● Entries supplied:
##############################
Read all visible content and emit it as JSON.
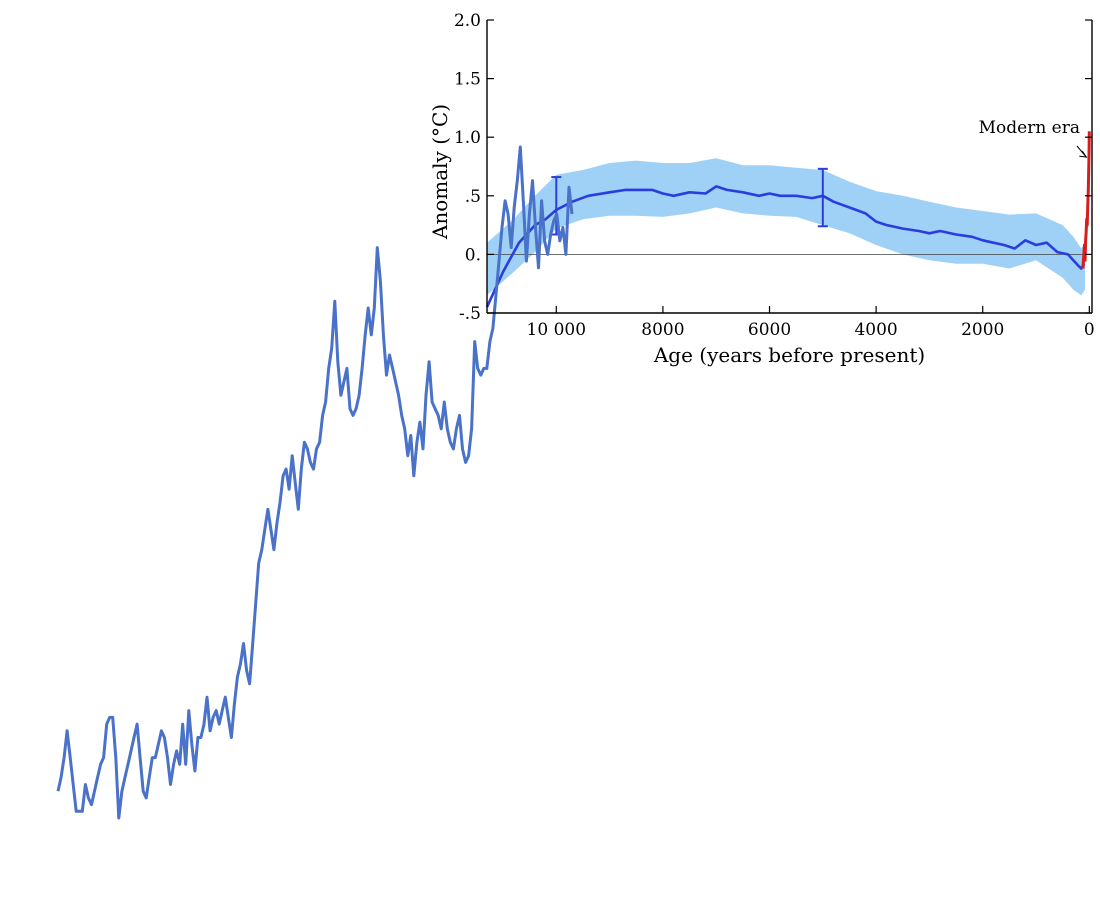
{
  "chart_data": {
    "type": "line",
    "xlabel": "Age (years before present)",
    "ylabel": "Anomaly (°C)",
    "x_reversed": true,
    "xlim": [
      11300,
      -50
    ],
    "ylim": [
      -0.5,
      2.0
    ],
    "x_ticks": [
      {
        "value": 10000,
        "label": "10 000"
      },
      {
        "value": 8000,
        "label": "8000"
      },
      {
        "value": 6000,
        "label": "6000"
      },
      {
        "value": 4000,
        "label": "4000"
      },
      {
        "value": 2000,
        "label": "2000"
      },
      {
        "value": 0,
        "label": "0"
      }
    ],
    "y_ticks": [
      {
        "value": 2.0,
        "label": "2.0"
      },
      {
        "value": 1.5,
        "label": "1.5"
      },
      {
        "value": 1.0,
        "label": "1.0"
      },
      {
        "value": 0.5,
        "label": ".5"
      },
      {
        "value": 0.0,
        "label": "0."
      },
      {
        "value": -0.5,
        "label": "-.5"
      }
    ],
    "zero_line": true,
    "annotation": {
      "text": "Modern era",
      "arrow_to_x": 0,
      "arrow_to_y": 0.83
    },
    "colors": {
      "band": "#9fd0f6",
      "mean": "#2a3ddf",
      "modern": "#d81b1b",
      "proxy": "#4a72c8"
    },
    "series": [
      {
        "kind": "band",
        "x": [
          11300,
          10800,
          10400,
          10000,
          9500,
          9000,
          8500,
          8000,
          7500,
          7000,
          6500,
          6000,
          5500,
          5000,
          4500,
          4000,
          3500,
          3000,
          2500,
          2000,
          1500,
          1000,
          500,
          300,
          150,
          80
        ],
        "lower": [
          -0.35,
          -0.15,
          0.02,
          0.22,
          0.3,
          0.33,
          0.33,
          0.32,
          0.35,
          0.4,
          0.35,
          0.33,
          0.32,
          0.25,
          0.18,
          0.08,
          0.0,
          -0.05,
          -0.08,
          -0.08,
          -0.12,
          -0.05,
          -0.2,
          -0.3,
          -0.35,
          -0.3
        ],
        "upper": [
          0.1,
          0.3,
          0.5,
          0.68,
          0.72,
          0.78,
          0.8,
          0.78,
          0.78,
          0.82,
          0.76,
          0.76,
          0.74,
          0.72,
          0.62,
          0.54,
          0.5,
          0.45,
          0.4,
          0.37,
          0.34,
          0.35,
          0.25,
          0.15,
          0.05,
          0.1
        ]
      },
      {
        "kind": "mean",
        "x": [
          11300,
          11000,
          10700,
          10400,
          10200,
          10000,
          9700,
          9400,
          9000,
          8700,
          8500,
          8200,
          8000,
          7800,
          7500,
          7200,
          7000,
          6800,
          6500,
          6200,
          6000,
          5800,
          5500,
          5200,
          5000,
          4800,
          4500,
          4200,
          4000,
          3800,
          3500,
          3200,
          3000,
          2800,
          2500,
          2200,
          2000,
          1800,
          1600,
          1400,
          1200,
          1000,
          800,
          600,
          400,
          300,
          200,
          150,
          100
        ],
        "y": [
          -0.45,
          -0.15,
          0.1,
          0.25,
          0.3,
          0.38,
          0.45,
          0.5,
          0.53,
          0.55,
          0.55,
          0.55,
          0.52,
          0.5,
          0.53,
          0.52,
          0.58,
          0.55,
          0.53,
          0.5,
          0.52,
          0.5,
          0.5,
          0.48,
          0.5,
          0.45,
          0.4,
          0.35,
          0.28,
          0.25,
          0.22,
          0.2,
          0.18,
          0.2,
          0.17,
          0.15,
          0.12,
          0.1,
          0.08,
          0.05,
          0.12,
          0.08,
          0.1,
          0.02,
          0.0,
          -0.05,
          -0.1,
          -0.12,
          -0.08
        ]
      },
      {
        "kind": "modern",
        "x": [
          120,
          100,
          90,
          80,
          70,
          60,
          50,
          40,
          30,
          20,
          10,
          5,
          0
        ],
        "y": [
          -0.12,
          0.02,
          0.08,
          -0.05,
          0.12,
          0.18,
          0.3,
          0.25,
          0.4,
          0.55,
          0.75,
          0.9,
          1.05
        ]
      },
      {
        "kind": "errorbar",
        "points": [
          {
            "x": 10000,
            "low": 0.17,
            "high": 0.66
          },
          {
            "x": 5000,
            "low": 0.24,
            "high": 0.73
          }
        ]
      }
    ],
    "proxy_trace": {
      "note_free": true,
      "y_scale_min": 0.0,
      "values": [
        0.04,
        0.06,
        0.09,
        0.13,
        0.09,
        0.05,
        0.01,
        0.01,
        0.01,
        0.05,
        0.03,
        0.02,
        0.04,
        0.06,
        0.08,
        0.09,
        0.14,
        0.15,
        0.15,
        0.09,
        0.0,
        0.04,
        0.06,
        0.08,
        0.1,
        0.12,
        0.14,
        0.09,
        0.04,
        0.03,
        0.06,
        0.09,
        0.09,
        0.11,
        0.13,
        0.12,
        0.09,
        0.05,
        0.08,
        0.1,
        0.08,
        0.14,
        0.08,
        0.16,
        0.11,
        0.07,
        0.12,
        0.12,
        0.14,
        0.18,
        0.13,
        0.15,
        0.16,
        0.14,
        0.16,
        0.18,
        0.15,
        0.12,
        0.17,
        0.21,
        0.23,
        0.26,
        0.22,
        0.2,
        0.26,
        0.32,
        0.38,
        0.4,
        0.43,
        0.46,
        0.43,
        0.4,
        0.44,
        0.47,
        0.51,
        0.52,
        0.49,
        0.54,
        0.5,
        0.46,
        0.52,
        0.56,
        0.55,
        0.53,
        0.52,
        0.55,
        0.56,
        0.6,
        0.62,
        0.67,
        0.7,
        0.77,
        0.68,
        0.63,
        0.65,
        0.67,
        0.61,
        0.6,
        0.61,
        0.63,
        0.67,
        0.72,
        0.76,
        0.72,
        0.76,
        0.85,
        0.8,
        0.72,
        0.66,
        0.69,
        0.67,
        0.65,
        0.63,
        0.6,
        0.58,
        0.54,
        0.57,
        0.51,
        0.56,
        0.59,
        0.55,
        0.63,
        0.68,
        0.62,
        0.61,
        0.6,
        0.58,
        0.62,
        0.58,
        0.56,
        0.55,
        0.58,
        0.6,
        0.55,
        0.53,
        0.54,
        0.58,
        0.71,
        0.67,
        0.66,
        0.67,
        0.67,
        0.71,
        0.73,
        0.78,
        0.83,
        0.88,
        0.92,
        0.9,
        0.85,
        0.91,
        0.95,
        1.0,
        0.92,
        0.83,
        0.9,
        0.95,
        0.88,
        0.82,
        0.92,
        0.86,
        0.84,
        0.87,
        0.89,
        0.9,
        0.86,
        0.88,
        0.84,
        0.94,
        0.9
      ]
    }
  }
}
##############################
● Required work:
Give an exact reproduction of every line, leaving out any picture.

● Solution to this problem:
Read all visible content and emit it as JSON.
{
  "chart_data": {
    "type": "line",
    "xlabel": "Age (years before present)",
    "ylabel": "Anomaly (°C)",
    "x_reversed": true,
    "xlim": [
      11300,
      -50
    ],
    "ylim": [
      -0.5,
      2.0
    ],
    "x_ticks": [
      {
        "value": 10000,
        "label": "10 000"
      },
      {
        "value": 8000,
        "label": "8000"
      },
      {
        "value": 6000,
        "label": "6000"
      },
      {
        "value": 4000,
        "label": "4000"
      },
      {
        "value": 2000,
        "label": "2000"
      },
      {
        "value": 0,
        "label": "0"
      }
    ],
    "y_ticks": [
      {
        "value": 2.0,
        "label": "2.0"
      },
      {
        "value": 1.5,
        "label": "1.5"
      },
      {
        "value": 1.0,
        "label": "1.0"
      },
      {
        "value": 0.5,
        "label": ".5"
      },
      {
        "value": 0.0,
        "label": "0."
      },
      {
        "value": -0.5,
        "label": "-.5"
      }
    ],
    "zero_line": true,
    "annotation": {
      "text": "Modern era",
      "arrow_to_x": 0,
      "arrow_to_y": 0.83
    },
    "colors": {
      "band": "#9fd0f6",
      "mean": "#2a3ddf",
      "modern": "#d81b1b",
      "proxy": "#4a72c8"
    },
    "series": [
      {
        "kind": "band",
        "x": [
          11300,
          10800,
          10400,
          10000,
          9500,
          9000,
          8500,
          8000,
          7500,
          7000,
          6500,
          6000,
          5500,
          5000,
          4500,
          4000,
          3500,
          3000,
          2500,
          2000,
          1500,
          1000,
          500,
          300,
          150,
          80
        ],
        "lower": [
          -0.35,
          -0.15,
          0.02,
          0.22,
          0.3,
          0.33,
          0.33,
          0.32,
          0.35,
          0.4,
          0.35,
          0.33,
          0.32,
          0.25,
          0.18,
          0.08,
          0.0,
          -0.05,
          -0.08,
          -0.08,
          -0.12,
          -0.05,
          -0.2,
          -0.3,
          -0.35,
          -0.3
        ],
        "upper": [
          0.1,
          0.3,
          0.5,
          0.68,
          0.72,
          0.78,
          0.8,
          0.78,
          0.78,
          0.82,
          0.76,
          0.76,
          0.74,
          0.72,
          0.62,
          0.54,
          0.5,
          0.45,
          0.4,
          0.37,
          0.34,
          0.35,
          0.25,
          0.15,
          0.05,
          0.1
        ]
      },
      {
        "kind": "mean",
        "x": [
          11300,
          11000,
          10700,
          10400,
          10200,
          10000,
          9700,
          9400,
          9000,
          8700,
          8500,
          8200,
          8000,
          7800,
          7500,
          7200,
          7000,
          6800,
          6500,
          6200,
          6000,
          5800,
          5500,
          5200,
          5000,
          4800,
          4500,
          4200,
          4000,
          3800,
          3500,
          3200,
          3000,
          2800,
          2500,
          2200,
          2000,
          1800,
          1600,
          1400,
          1200,
          1000,
          800,
          600,
          400,
          300,
          200,
          150,
          100
        ],
        "y": [
          -0.45,
          -0.15,
          0.1,
          0.25,
          0.3,
          0.38,
          0.45,
          0.5,
          0.53,
          0.55,
          0.55,
          0.55,
          0.52,
          0.5,
          0.53,
          0.52,
          0.58,
          0.55,
          0.53,
          0.5,
          0.52,
          0.5,
          0.5,
          0.48,
          0.5,
          0.45,
          0.4,
          0.35,
          0.28,
          0.25,
          0.22,
          0.2,
          0.18,
          0.2,
          0.17,
          0.15,
          0.12,
          0.1,
          0.08,
          0.05,
          0.12,
          0.08,
          0.1,
          0.02,
          0.0,
          -0.05,
          -0.1,
          -0.12,
          -0.08
        ]
      },
      {
        "kind": "modern",
        "x": [
          120,
          100,
          90,
          80,
          70,
          60,
          50,
          40,
          30,
          20,
          10,
          5,
          0
        ],
        "y": [
          -0.12,
          0.02,
          0.08,
          -0.05,
          0.12,
          0.18,
          0.3,
          0.25,
          0.4,
          0.55,
          0.75,
          0.9,
          1.05
        ]
      },
      {
        "kind": "errorbar",
        "points": [
          {
            "x": 10000,
            "low": 0.17,
            "high": 0.66
          },
          {
            "x": 5000,
            "low": 0.24,
            "high": 0.73
          }
        ]
      }
    ],
    "proxy_trace": {
      "note_free": true,
      "y_scale_min": 0.0,
      "values": [
        0.04,
        0.06,
        0.09,
        0.13,
        0.09,
        0.05,
        0.01,
        0.01,
        0.01,
        0.05,
        0.03,
        0.02,
        0.04,
        0.06,
        0.08,
        0.09,
        0.14,
        0.15,
        0.15,
        0.09,
        0.0,
        0.04,
        0.06,
        0.08,
        0.1,
        0.12,
        0.14,
        0.09,
        0.04,
        0.03,
        0.06,
        0.09,
        0.09,
        0.11,
        0.13,
        0.12,
        0.09,
        0.05,
        0.08,
        0.1,
        0.08,
        0.14,
        0.08,
        0.16,
        0.11,
        0.07,
        0.12,
        0.12,
        0.14,
        0.18,
        0.13,
        0.15,
        0.16,
        0.14,
        0.16,
        0.18,
        0.15,
        0.12,
        0.17,
        0.21,
        0.23,
        0.26,
        0.22,
        0.2,
        0.26,
        0.32,
        0.38,
        0.4,
        0.43,
        0.46,
        0.43,
        0.4,
        0.44,
        0.47,
        0.51,
        0.52,
        0.49,
        0.54,
        0.5,
        0.46,
        0.52,
        0.56,
        0.55,
        0.53,
        0.52,
        0.55,
        0.56,
        0.6,
        0.62,
        0.67,
        0.7,
        0.77,
        0.68,
        0.63,
        0.65,
        0.67,
        0.61,
        0.6,
        0.61,
        0.63,
        0.67,
        0.72,
        0.76,
        0.72,
        0.76,
        0.85,
        0.8,
        0.72,
        0.66,
        0.69,
        0.67,
        0.65,
        0.63,
        0.6,
        0.58,
        0.54,
        0.57,
        0.51,
        0.56,
        0.59,
        0.55,
        0.63,
        0.68,
        0.62,
        0.61,
        0.6,
        0.58,
        0.62,
        0.58,
        0.56,
        0.55,
        0.58,
        0.6,
        0.55,
        0.53,
        0.54,
        0.58,
        0.71,
        0.67,
        0.66,
        0.67,
        0.67,
        0.71,
        0.73,
        0.78,
        0.83,
        0.88,
        0.92,
        0.9,
        0.85,
        0.91,
        0.95,
        1.0,
        0.92,
        0.83,
        0.9,
        0.95,
        0.88,
        0.82,
        0.92,
        0.86,
        0.84,
        0.87,
        0.89,
        0.9,
        0.86,
        0.88,
        0.84,
        0.94,
        0.9
      ]
    }
  }
}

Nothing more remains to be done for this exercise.